What the task asks
Say how many lines contain the string "happiness". Give no other output.

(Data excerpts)

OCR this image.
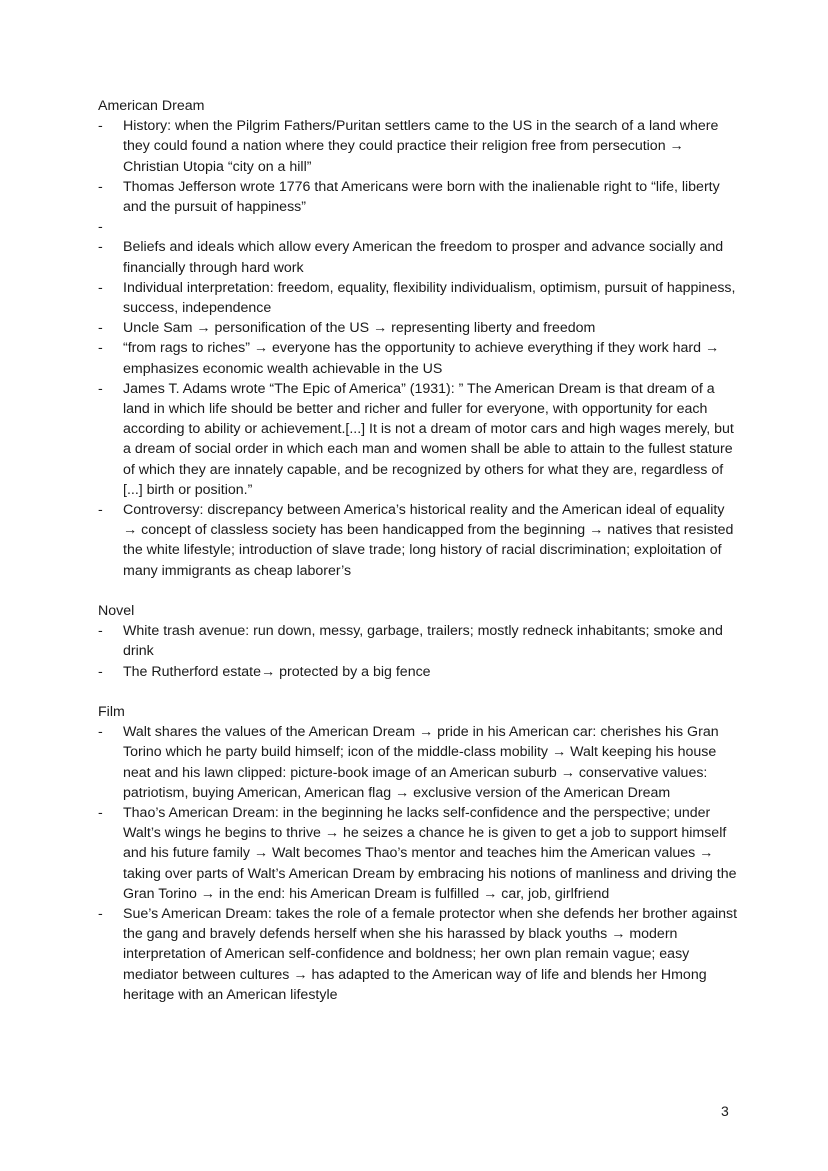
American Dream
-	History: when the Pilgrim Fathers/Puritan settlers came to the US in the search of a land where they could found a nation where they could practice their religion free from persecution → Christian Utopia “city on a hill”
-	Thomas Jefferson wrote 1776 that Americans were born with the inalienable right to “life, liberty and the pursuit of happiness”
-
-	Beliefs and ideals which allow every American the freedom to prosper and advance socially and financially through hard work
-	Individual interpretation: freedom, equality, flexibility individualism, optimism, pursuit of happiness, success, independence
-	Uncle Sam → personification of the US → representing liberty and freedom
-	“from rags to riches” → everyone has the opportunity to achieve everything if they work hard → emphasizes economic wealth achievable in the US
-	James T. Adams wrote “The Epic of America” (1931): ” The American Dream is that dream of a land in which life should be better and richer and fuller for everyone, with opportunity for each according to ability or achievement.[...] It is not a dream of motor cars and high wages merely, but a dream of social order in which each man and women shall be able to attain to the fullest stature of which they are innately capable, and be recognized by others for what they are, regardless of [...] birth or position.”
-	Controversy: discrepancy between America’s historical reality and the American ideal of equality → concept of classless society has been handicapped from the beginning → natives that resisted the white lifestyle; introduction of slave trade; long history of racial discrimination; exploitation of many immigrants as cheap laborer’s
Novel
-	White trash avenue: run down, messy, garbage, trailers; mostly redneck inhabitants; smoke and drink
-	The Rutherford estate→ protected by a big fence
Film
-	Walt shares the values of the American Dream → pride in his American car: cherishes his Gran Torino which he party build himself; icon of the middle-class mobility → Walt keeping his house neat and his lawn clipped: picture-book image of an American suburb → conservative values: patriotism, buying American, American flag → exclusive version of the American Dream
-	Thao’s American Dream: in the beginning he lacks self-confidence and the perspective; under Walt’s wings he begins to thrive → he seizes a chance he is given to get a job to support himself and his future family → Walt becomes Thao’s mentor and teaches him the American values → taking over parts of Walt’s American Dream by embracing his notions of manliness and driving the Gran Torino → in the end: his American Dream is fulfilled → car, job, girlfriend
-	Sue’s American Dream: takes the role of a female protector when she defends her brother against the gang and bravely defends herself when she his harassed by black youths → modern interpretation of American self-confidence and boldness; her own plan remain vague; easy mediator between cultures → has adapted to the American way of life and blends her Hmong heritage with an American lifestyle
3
...
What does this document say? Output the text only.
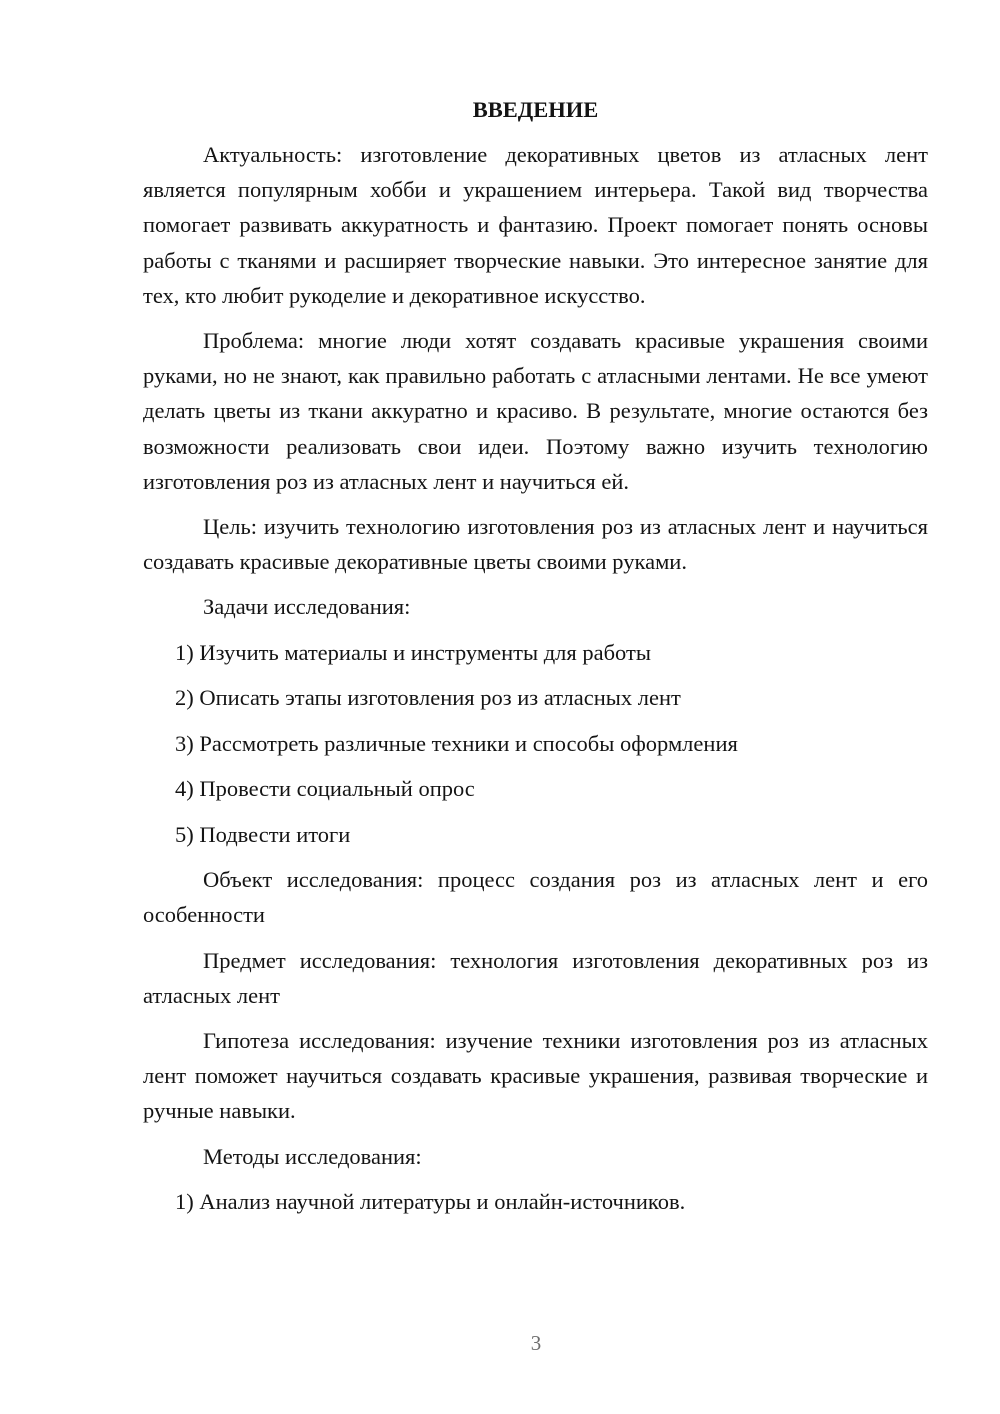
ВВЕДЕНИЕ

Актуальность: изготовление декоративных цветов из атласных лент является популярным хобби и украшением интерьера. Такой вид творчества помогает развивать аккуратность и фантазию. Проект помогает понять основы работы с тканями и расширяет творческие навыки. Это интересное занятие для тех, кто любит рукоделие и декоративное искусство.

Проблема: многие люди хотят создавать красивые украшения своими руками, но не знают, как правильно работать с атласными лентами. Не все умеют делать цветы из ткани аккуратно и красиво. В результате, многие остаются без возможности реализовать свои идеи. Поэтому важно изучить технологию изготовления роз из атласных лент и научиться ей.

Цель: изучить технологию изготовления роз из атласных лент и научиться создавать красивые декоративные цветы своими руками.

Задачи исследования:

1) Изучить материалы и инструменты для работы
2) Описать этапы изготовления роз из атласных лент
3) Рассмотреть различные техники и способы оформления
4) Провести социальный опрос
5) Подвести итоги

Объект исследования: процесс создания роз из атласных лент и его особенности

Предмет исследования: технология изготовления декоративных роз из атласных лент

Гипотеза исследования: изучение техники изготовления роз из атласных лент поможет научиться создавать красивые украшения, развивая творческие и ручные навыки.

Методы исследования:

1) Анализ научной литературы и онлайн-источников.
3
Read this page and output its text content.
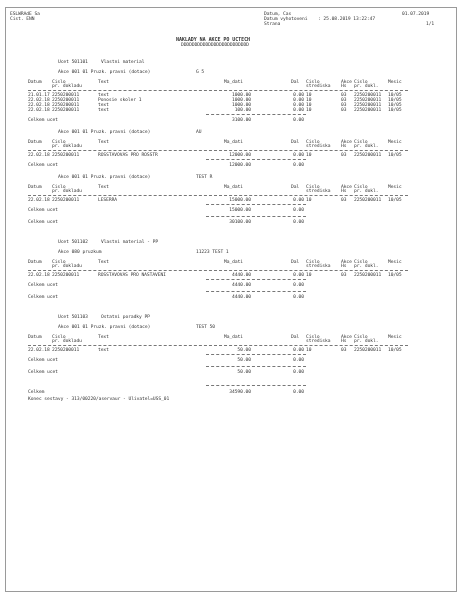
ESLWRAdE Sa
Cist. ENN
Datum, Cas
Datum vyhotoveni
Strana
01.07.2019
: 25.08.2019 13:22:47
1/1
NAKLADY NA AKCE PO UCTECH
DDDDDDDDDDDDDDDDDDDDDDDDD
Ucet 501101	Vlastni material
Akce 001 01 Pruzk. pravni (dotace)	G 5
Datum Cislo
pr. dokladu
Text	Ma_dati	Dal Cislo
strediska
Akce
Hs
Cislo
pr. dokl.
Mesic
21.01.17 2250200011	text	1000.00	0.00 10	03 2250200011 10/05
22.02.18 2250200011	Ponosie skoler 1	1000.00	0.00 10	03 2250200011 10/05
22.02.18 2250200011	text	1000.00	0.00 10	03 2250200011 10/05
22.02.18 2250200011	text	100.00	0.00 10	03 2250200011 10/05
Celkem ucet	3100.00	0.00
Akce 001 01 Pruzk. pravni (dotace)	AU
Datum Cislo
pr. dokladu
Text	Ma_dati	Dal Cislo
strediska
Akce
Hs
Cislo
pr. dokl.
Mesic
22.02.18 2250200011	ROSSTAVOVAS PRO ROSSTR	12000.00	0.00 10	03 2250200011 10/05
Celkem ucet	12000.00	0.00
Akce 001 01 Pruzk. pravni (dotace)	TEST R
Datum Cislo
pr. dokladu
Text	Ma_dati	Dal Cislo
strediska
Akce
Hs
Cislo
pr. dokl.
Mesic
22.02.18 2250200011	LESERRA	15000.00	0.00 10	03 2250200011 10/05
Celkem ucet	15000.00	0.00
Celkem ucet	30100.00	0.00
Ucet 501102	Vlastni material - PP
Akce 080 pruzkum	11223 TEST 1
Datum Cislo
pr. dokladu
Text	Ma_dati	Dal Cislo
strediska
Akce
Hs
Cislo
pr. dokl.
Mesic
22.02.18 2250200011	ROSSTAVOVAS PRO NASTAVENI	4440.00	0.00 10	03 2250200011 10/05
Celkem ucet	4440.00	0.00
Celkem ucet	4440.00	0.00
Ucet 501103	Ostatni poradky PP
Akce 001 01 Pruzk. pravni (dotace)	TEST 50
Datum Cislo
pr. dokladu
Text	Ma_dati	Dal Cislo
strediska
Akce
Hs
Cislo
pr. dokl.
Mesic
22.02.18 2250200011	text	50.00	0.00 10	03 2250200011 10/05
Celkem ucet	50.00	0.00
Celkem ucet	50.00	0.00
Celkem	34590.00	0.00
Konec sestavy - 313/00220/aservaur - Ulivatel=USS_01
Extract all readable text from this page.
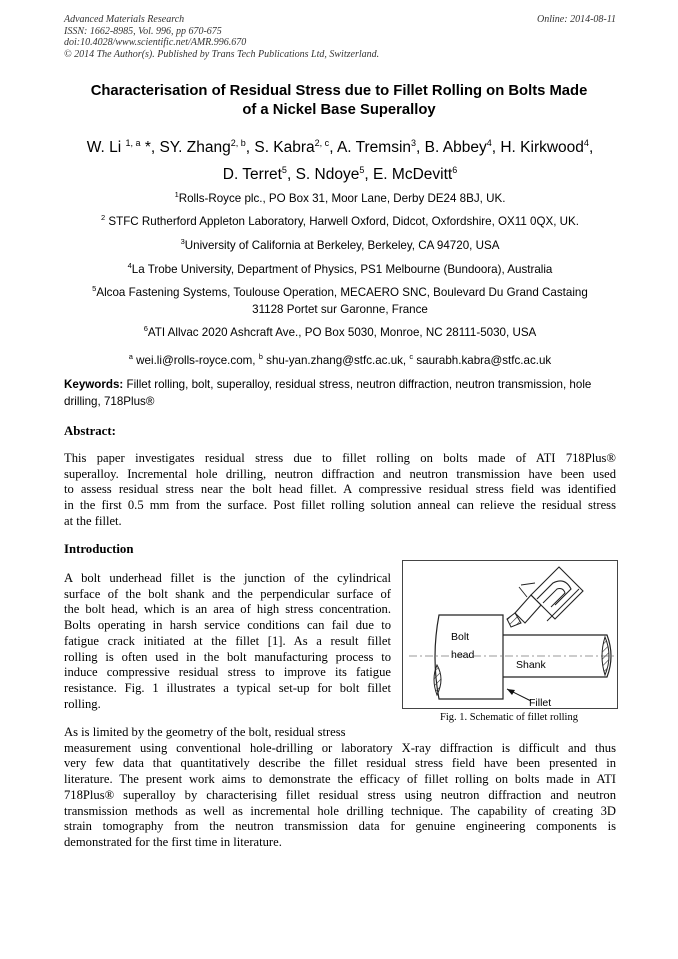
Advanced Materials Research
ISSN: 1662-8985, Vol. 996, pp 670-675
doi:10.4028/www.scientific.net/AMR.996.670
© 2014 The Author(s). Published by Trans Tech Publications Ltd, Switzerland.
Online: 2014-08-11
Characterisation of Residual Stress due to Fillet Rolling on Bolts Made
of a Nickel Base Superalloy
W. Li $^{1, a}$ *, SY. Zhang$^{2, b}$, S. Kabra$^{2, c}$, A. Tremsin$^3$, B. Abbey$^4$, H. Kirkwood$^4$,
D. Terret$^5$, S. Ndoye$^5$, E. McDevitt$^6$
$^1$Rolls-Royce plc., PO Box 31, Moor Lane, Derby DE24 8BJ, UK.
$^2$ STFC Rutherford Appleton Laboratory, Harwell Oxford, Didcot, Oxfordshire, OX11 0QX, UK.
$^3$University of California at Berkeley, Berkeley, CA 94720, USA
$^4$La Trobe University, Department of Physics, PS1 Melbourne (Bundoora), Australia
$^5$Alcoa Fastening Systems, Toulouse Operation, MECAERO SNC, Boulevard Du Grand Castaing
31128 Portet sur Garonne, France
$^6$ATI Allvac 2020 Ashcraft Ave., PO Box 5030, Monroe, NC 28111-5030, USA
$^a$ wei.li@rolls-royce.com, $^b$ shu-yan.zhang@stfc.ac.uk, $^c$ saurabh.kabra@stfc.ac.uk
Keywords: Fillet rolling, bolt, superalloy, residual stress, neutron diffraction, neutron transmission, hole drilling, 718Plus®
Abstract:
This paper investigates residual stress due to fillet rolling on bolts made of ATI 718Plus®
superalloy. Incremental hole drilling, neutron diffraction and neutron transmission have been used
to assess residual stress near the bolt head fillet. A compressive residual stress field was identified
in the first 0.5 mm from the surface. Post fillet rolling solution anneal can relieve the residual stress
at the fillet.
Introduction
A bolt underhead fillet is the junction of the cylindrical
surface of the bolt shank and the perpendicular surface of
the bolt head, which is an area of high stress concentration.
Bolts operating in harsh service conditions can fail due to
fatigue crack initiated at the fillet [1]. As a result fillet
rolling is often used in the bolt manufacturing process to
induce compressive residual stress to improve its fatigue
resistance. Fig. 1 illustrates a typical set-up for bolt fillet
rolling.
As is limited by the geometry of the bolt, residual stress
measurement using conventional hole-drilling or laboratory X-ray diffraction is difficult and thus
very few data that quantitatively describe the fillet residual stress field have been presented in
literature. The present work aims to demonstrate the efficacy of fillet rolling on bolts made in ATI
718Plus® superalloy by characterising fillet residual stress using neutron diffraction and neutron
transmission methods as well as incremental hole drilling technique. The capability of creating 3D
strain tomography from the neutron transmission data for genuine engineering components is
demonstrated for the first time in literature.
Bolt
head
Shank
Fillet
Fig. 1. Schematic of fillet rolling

Solution to the exercise
2